**** Given records ****
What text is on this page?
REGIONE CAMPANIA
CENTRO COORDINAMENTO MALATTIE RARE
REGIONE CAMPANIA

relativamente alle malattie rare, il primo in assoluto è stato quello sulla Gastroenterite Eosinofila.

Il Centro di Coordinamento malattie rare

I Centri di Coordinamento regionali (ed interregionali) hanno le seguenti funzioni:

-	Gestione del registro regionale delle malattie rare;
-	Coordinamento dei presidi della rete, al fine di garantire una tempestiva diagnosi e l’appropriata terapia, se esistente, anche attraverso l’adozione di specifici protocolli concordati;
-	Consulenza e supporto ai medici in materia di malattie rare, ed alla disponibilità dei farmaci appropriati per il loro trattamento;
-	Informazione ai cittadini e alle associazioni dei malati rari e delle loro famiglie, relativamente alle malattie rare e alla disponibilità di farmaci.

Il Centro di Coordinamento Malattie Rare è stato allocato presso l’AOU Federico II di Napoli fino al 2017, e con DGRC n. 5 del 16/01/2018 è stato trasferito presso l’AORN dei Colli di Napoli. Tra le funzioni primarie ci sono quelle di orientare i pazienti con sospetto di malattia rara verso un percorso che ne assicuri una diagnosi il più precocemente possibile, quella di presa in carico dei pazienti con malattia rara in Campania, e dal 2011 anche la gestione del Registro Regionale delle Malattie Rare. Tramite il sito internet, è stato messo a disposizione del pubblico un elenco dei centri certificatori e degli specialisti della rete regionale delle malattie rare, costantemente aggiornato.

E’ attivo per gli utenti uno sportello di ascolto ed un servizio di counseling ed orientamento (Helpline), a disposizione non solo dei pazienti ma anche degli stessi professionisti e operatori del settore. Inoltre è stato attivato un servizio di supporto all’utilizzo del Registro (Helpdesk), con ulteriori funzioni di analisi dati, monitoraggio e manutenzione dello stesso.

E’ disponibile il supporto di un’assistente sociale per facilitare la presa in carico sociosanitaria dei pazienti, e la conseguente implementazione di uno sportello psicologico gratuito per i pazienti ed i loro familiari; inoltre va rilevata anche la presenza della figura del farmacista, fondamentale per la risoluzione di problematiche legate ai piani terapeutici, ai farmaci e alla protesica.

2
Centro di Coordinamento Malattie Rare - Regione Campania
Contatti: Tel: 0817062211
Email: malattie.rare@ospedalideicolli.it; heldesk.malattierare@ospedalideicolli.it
****
**** Given records ****
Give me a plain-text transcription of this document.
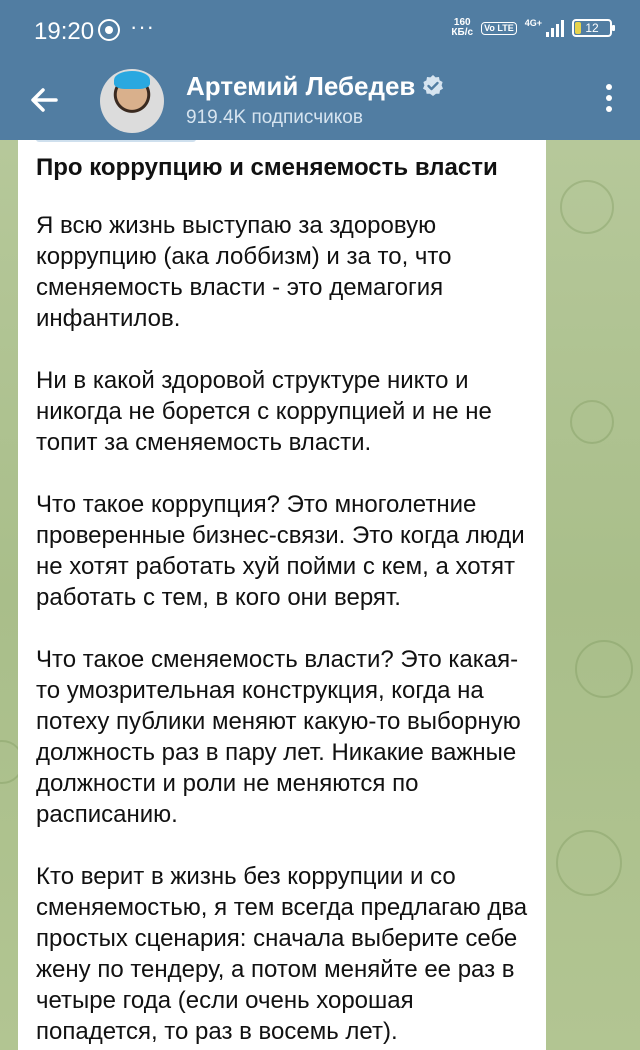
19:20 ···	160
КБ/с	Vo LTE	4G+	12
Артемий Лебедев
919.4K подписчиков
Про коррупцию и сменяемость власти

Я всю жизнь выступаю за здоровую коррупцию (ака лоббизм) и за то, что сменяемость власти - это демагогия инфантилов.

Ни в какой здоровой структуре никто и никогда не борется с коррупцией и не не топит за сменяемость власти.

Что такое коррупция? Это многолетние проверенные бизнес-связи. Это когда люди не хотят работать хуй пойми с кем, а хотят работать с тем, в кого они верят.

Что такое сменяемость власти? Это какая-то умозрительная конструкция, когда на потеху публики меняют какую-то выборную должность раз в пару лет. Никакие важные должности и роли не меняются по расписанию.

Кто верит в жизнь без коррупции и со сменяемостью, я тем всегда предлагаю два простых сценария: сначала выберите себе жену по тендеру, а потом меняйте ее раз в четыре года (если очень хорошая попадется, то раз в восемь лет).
****
Prompt
Where a line contains "text", copy that line.

Answer for the task
What text is on this page?
Give me a plain-text transcription of this document.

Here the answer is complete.